— Start RECORDS FOR PROCESSING —
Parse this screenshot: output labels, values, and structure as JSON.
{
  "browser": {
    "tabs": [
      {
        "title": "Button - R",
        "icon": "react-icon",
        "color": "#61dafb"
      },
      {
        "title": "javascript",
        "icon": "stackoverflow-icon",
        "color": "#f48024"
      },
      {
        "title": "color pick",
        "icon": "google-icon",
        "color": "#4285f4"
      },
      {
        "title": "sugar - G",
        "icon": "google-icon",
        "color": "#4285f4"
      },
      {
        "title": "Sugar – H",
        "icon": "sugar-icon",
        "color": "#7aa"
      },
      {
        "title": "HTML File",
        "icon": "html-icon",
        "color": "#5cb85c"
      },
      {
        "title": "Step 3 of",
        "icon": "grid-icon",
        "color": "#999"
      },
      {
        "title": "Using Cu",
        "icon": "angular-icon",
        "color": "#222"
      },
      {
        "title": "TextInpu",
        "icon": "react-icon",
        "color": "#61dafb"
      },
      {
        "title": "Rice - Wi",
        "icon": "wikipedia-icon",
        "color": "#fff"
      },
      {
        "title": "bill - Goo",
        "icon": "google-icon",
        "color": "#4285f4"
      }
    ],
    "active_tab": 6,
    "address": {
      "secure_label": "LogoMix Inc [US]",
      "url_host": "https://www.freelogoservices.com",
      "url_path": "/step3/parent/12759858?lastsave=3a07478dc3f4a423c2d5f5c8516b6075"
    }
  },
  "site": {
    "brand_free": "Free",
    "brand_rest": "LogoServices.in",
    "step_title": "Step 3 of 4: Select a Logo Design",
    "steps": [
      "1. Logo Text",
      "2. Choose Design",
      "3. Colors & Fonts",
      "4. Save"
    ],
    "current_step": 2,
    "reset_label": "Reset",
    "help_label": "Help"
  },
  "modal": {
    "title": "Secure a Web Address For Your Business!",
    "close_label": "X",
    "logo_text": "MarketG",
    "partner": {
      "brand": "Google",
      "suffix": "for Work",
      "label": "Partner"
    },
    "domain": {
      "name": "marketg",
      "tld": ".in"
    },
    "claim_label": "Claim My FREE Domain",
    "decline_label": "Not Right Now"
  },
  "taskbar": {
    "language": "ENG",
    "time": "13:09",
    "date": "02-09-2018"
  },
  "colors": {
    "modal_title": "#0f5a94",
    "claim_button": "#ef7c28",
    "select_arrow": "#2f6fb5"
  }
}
— End RECORDS FOR PROCESSING —
_EXERCISE AIM_. Transcribe the whole listing exactly.

_OUTPUT OF THE EXERCISE_.
Parse this screenshot: output labels, values, and structure as JSON.
{
  "browser": {
    "tabs": [
      {
        "title": "Button - R",
        "icon": "react-icon",
        "color": "#61dafb"
      },
      {
        "title": "javascript",
        "icon": "stackoverflow-icon",
        "color": "#f48024"
      },
      {
        "title": "color pick",
        "icon": "google-icon",
        "color": "#4285f4"
      },
      {
        "title": "sugar - G",
        "icon": "google-icon",
        "color": "#4285f4"
      },
      {
        "title": "Sugar – H",
        "icon": "sugar-icon",
        "color": "#7aa"
      },
      {
        "title": "HTML File",
        "icon": "html-icon",
        "color": "#5cb85c"
      },
      {
        "title": "Step 3 of",
        "icon": "grid-icon",
        "color": "#999"
      },
      {
        "title": "Using Cu",
        "icon": "angular-icon",
        "color": "#222"
      },
      {
        "title": "TextInpu",
        "icon": "react-icon",
        "color": "#61dafb"
      },
      {
        "title": "Rice - Wi",
        "icon": "wikipedia-icon",
        "color": "#fff"
      },
      {
        "title": "bill - Goo",
        "icon": "google-icon",
        "color": "#4285f4"
      }
    ],
    "active_tab": 6,
    "address": {
      "secure_label": "LogoMix Inc [US]",
      "url_host": "https://www.freelogoservices.com",
      "url_path": "/step3/parent/12759858?lastsave=3a07478dc3f4a423c2d5f5c8516b6075"
    }
  },
  "site": {
    "brand_free": "Free",
    "brand_rest": "LogoServices.in",
    "step_title": "Step 3 of 4: Select a Logo Design",
    "steps": [
      "1. Logo Text",
      "2. Choose Design",
      "3. Colors & Fonts",
      "4. Save"
    ],
    "current_step": 2,
    "reset_label": "Reset",
    "help_label": "Help"
  },
  "modal": {
    "title": "Secure a Web Address For Your Business!",
    "close_label": "X",
    "logo_text": "MarketG",
    "partner": {
      "brand": "Google",
      "suffix": "for Work",
      "label": "Partner"
    },
    "domain": {
      "name": "marketg",
      "tld": ".in"
    },
    "claim_label": "Claim My FREE Domain",
    "decline_label": "Not Right Now"
  },
  "taskbar": {
    "language": "ENG",
    "time": "13:09",
    "date": "02-09-2018"
  },
  "colors": {
    "modal_title": "#0f5a94",
    "claim_button": "#ef7c28",
    "select_arrow": "#2f6fb5"
  }
}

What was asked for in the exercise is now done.